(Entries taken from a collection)
▼

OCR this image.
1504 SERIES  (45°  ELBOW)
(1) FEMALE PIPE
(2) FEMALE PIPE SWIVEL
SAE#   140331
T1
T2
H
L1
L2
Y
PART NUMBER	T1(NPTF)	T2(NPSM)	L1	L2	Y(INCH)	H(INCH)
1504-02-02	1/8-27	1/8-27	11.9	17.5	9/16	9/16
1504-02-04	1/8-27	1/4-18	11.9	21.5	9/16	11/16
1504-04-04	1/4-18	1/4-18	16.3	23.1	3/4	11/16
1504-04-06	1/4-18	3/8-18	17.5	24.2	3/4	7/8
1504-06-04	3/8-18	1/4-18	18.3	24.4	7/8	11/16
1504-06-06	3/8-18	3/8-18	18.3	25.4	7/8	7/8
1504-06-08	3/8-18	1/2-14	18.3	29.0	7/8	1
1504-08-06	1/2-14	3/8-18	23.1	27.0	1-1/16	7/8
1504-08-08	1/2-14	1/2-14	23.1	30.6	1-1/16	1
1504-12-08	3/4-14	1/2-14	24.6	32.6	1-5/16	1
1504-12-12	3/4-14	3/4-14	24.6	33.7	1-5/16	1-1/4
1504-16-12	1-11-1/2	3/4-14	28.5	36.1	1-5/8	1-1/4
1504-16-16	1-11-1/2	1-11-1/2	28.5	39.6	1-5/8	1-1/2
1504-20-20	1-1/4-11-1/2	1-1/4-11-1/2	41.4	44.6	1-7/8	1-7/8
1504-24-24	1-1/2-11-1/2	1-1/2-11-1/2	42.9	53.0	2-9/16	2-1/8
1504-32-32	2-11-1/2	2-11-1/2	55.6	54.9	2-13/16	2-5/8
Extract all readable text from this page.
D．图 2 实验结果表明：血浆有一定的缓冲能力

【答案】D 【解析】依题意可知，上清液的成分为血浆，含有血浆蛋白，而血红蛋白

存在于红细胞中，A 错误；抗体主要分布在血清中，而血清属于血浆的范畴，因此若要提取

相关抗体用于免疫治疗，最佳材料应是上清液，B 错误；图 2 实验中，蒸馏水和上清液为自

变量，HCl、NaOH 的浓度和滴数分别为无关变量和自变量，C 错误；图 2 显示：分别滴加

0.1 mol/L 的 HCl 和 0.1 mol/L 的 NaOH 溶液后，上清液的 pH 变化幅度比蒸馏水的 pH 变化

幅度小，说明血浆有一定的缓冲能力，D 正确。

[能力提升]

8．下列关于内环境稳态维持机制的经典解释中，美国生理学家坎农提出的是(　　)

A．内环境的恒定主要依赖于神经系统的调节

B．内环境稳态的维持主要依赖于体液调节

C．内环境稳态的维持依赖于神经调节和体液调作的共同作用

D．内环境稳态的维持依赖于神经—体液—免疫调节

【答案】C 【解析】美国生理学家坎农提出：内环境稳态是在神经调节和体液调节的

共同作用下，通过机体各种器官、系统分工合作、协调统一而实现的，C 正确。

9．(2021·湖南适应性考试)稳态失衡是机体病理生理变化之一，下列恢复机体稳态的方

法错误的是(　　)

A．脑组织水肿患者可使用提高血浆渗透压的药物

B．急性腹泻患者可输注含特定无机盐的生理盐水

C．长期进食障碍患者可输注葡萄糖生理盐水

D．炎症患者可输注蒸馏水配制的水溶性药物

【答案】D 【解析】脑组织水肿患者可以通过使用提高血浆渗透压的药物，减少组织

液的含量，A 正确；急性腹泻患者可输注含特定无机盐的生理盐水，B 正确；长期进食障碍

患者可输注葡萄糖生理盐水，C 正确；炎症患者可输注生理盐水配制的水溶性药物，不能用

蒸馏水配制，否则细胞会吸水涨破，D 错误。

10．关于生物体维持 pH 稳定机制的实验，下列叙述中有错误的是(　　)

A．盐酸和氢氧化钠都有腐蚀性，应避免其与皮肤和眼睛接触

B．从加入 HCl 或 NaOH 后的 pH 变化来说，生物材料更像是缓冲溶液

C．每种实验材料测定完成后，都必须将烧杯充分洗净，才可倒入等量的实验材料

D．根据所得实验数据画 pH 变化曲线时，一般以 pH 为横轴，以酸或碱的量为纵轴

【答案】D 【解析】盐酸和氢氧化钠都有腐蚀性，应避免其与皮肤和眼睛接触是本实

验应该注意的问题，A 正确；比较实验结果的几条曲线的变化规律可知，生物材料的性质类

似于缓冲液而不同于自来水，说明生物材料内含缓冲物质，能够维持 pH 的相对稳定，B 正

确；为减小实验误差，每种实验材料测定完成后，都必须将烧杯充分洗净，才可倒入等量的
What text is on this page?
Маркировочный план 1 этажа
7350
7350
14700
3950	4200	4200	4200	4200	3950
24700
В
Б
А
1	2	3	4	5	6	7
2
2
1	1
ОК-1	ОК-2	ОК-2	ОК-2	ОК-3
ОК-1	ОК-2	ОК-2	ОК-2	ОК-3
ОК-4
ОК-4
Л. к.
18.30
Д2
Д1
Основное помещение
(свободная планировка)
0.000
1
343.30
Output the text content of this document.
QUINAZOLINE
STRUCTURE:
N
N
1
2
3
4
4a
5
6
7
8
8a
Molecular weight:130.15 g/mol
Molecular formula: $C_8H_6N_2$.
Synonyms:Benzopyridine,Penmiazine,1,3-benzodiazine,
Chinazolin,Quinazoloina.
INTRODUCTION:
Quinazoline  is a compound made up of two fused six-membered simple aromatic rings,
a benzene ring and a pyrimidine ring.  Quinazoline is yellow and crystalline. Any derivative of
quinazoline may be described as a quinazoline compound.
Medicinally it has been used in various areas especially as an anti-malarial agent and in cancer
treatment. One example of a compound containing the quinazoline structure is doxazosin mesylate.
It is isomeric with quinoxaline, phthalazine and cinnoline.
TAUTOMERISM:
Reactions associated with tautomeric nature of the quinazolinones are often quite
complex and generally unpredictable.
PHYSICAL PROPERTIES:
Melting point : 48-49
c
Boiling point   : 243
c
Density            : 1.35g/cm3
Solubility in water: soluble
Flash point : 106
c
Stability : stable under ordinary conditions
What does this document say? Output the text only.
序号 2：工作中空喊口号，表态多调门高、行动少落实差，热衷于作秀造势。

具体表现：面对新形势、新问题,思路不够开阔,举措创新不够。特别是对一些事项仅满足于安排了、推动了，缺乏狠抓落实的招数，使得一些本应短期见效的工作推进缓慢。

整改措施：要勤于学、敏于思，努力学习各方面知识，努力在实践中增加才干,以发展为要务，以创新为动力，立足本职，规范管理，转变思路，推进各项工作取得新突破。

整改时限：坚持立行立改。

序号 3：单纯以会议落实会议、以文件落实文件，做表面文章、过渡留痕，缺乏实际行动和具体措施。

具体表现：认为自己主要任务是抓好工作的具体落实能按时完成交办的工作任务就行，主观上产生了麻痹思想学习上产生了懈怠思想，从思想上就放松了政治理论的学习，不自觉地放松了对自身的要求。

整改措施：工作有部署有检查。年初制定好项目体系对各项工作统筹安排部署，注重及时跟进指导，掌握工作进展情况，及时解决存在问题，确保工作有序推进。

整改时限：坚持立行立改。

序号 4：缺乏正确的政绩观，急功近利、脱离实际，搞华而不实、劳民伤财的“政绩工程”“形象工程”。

▲

Transcribe the data. Leave every line exactly as it is.

OCR this image.
1504 SERIES  (45°  ELBOW)
(1) FEMALE PIPE
(2) FEMALE PIPE SWIVEL
SAE#   140331
T1
T2
H
L1
L2
Y
PART NUMBER	T1(NPTF)	T2(NPSM)	L1	L2	Y(INCH)	H(INCH)
1504-02-02	1/8-27	1/8-27	11.9	17.5	9/16	9/16
1504-02-04	1/8-27	1/4-18	11.9	21.5	9/16	11/16
1504-04-04	1/4-18	1/4-18	16.3	23.1	3/4	11/16
1504-04-06	1/4-18	3/8-18	17.5	24.2	3/4	7/8
1504-06-04	3/8-18	1/4-18	18.3	24.4	7/8	11/16
1504-06-06	3/8-18	3/8-18	18.3	25.4	7/8	7/8
1504-06-08	3/8-18	1/2-14	18.3	29.0	7/8	1
1504-08-06	1/2-14	3/8-18	23.1	27.0	1-1/16	7/8
1504-08-08	1/2-14	1/2-14	23.1	30.6	1-1/16	1
1504-12-08	3/4-14	1/2-14	24.6	32.6	1-5/16	1
1504-12-12	3/4-14	3/4-14	24.6	33.7	1-5/16	1-1/4
1504-16-12	1-11-1/2	3/4-14	28.5	36.1	1-5/8	1-1/4
1504-16-16	1-11-1/2	1-11-1/2	28.5	39.6	1-5/8	1-1/2
1504-20-20	1-1/4-11-1/2	1-1/4-11-1/2	41.4	44.6	1-7/8	1-7/8
1504-24-24	1-1/2-11-1/2	1-1/2-11-1/2	42.9	53.0	2-9/16	2-1/8
1504-32-32	2-11-1/2	2-11-1/2	55.6	54.9	2-13/16	2-5/8
Extract all readable text from this page.
D．图 2 实验结果表明：血浆有一定的缓冲能力

【答案】D 【解析】依题意可知，上清液的成分为血浆，含有血浆蛋白，而血红蛋白

存在于红细胞中，A 错误；抗体主要分布在血清中，而血清属于血浆的范畴，因此若要提取

相关抗体用于免疫治疗，最佳材料应是上清液，B 错误；图 2 实验中，蒸馏水和上清液为自

变量，HCl、NaOH 的浓度和滴数分别为无关变量和自变量，C 错误；图 2 显示：分别滴加

0.1 mol/L 的 HCl 和 0.1 mol/L 的 NaOH 溶液后，上清液的 pH 变化幅度比蒸馏水的 pH 变化

幅度小，说明血浆有一定的缓冲能力，D 正确。

[能力提升]

8．下列关于内环境稳态维持机制的经典解释中，美国生理学家坎农提出的是(　　)

A．内环境的恒定主要依赖于神经系统的调节

B．内环境稳态的维持主要依赖于体液调节

C．内环境稳态的维持依赖于神经调节和体液调作的共同作用

D．内环境稳态的维持依赖于神经—体液—免疫调节

【答案】C 【解析】美国生理学家坎农提出：内环境稳态是在神经调节和体液调节的

共同作用下，通过机体各种器官、系统分工合作、协调统一而实现的，C 正确。

9．(2021·湖南适应性考试)稳态失衡是机体病理生理变化之一，下列恢复机体稳态的方

法错误的是(　　)

A．脑组织水肿患者可使用提高血浆渗透压的药物

B．急性腹泻患者可输注含特定无机盐的生理盐水

C．长期进食障碍患者可输注葡萄糖生理盐水

D．炎症患者可输注蒸馏水配制的水溶性药物

【答案】D 【解析】脑组织水肿患者可以通过使用提高血浆渗透压的药物，减少组织

液的含量，A 正确；急性腹泻患者可输注含特定无机盐的生理盐水，B 正确；长期进食障碍

患者可输注葡萄糖生理盐水，C 正确；炎症患者可输注生理盐水配制的水溶性药物，不能用

蒸馏水配制，否则细胞会吸水涨破，D 错误。

10．关于生物体维持 pH 稳定机制的实验，下列叙述中有错误的是(　　)

A．盐酸和氢氧化钠都有腐蚀性，应避免其与皮肤和眼睛接触

B．从加入 HCl 或 NaOH 后的 pH 变化来说，生物材料更像是缓冲溶液

C．每种实验材料测定完成后，都必须将烧杯充分洗净，才可倒入等量的实验材料

D．根据所得实验数据画 pH 变化曲线时，一般以 pH 为横轴，以酸或碱的量为纵轴

【答案】D 【解析】盐酸和氢氧化钠都有腐蚀性，应避免其与皮肤和眼睛接触是本实

验应该注意的问题，A 正确；比较实验结果的几条曲线的变化规律可知，生物材料的性质类

似于缓冲液而不同于自来水，说明生物材料内含缓冲物质，能够维持 pH 的相对稳定，B 正

确；为减小实验误差，每种实验材料测定完成后，都必须将烧杯充分洗净，才可倒入等量的
What text is on this page?
Маркировочный план 1 этажа
7350
7350
14700
3950	4200	4200	4200	4200	3950
24700
В
Б
А
1	2	3	4	5	6	7
2
2
1	1
ОК-1	ОК-2	ОК-2	ОК-2	ОК-3
ОК-1	ОК-2	ОК-2	ОК-2	ОК-3
ОК-4
ОК-4
Л. к.
18.30
Д2
Д1
Основное помещение
(свободная планировка)
0.000
1
343.30
Output the text content of this document.
QUINAZOLINE
STRUCTURE:
N
N
1
2
3
4
4a
5
6
7
8
8a
Molecular weight:130.15 g/mol
Molecular formula: $C_8H_6N_2$.
Synonyms:Benzopyridine,Penmiazine,1,3-benzodiazine,
Chinazolin,Quinazoloina.
INTRODUCTION:
Quinazoline  is a compound made up of two fused six-membered simple aromatic rings,
a benzene ring and a pyrimidine ring.  Quinazoline is yellow and crystalline. Any derivative of
quinazoline may be described as a quinazoline compound.
Medicinally it has been used in various areas especially as an anti-malarial agent and in cancer
treatment. One example of a compound containing the quinazoline structure is doxazosin mesylate.
It is isomeric with quinoxaline, phthalazine and cinnoline.
TAUTOMERISM:
Reactions associated with tautomeric nature of the quinazolinones are often quite
complex and generally unpredictable.
PHYSICAL PROPERTIES:
Melting point : 48-49
c
Boiling point   : 243
c
Density            : 1.35g/cm3
Solubility in water: soluble
Flash point : 106
c
Stability : stable under ordinary conditions
What does this document say? Output the text only.
序号 2：工作中空喊口号，表态多调门高、行动少落实差，热衷于作秀造势。

具体表现：面对新形势、新问题,思路不够开阔,举措创新不够。特别是对一些事项仅满足于安排了、推动了，缺乏狠抓落实的招数，使得一些本应短期见效的工作推进缓慢。

整改措施：要勤于学、敏于思，努力学习各方面知识，努力在实践中增加才干,以发展为要务，以创新为动力，立足本职，规范管理，转变思路，推进各项工作取得新突破。

整改时限：坚持立行立改。

序号 3：单纯以会议落实会议、以文件落实文件，做表面文章、过渡留痕，缺乏实际行动和具体措施。

具体表现：认为自己主要任务是抓好工作的具体落实能按时完成交办的工作任务就行，主观上产生了麻痹思想学习上产生了懈怠思想，从思想上就放松了政治理论的学习，不自觉地放松了对自身的要求。

整改措施：工作有部署有检查。年初制定好项目体系对各项工作统筹安排部署，注重及时跟进指导，掌握工作进展情况，及时解决存在问题，确保工作有序推进。

整改时限：坚持立行立改。

序号 4：缺乏正确的政绩观，急功近利、脱离实际，搞华而不实、劳民伤财的“政绩工程”“形象工程”。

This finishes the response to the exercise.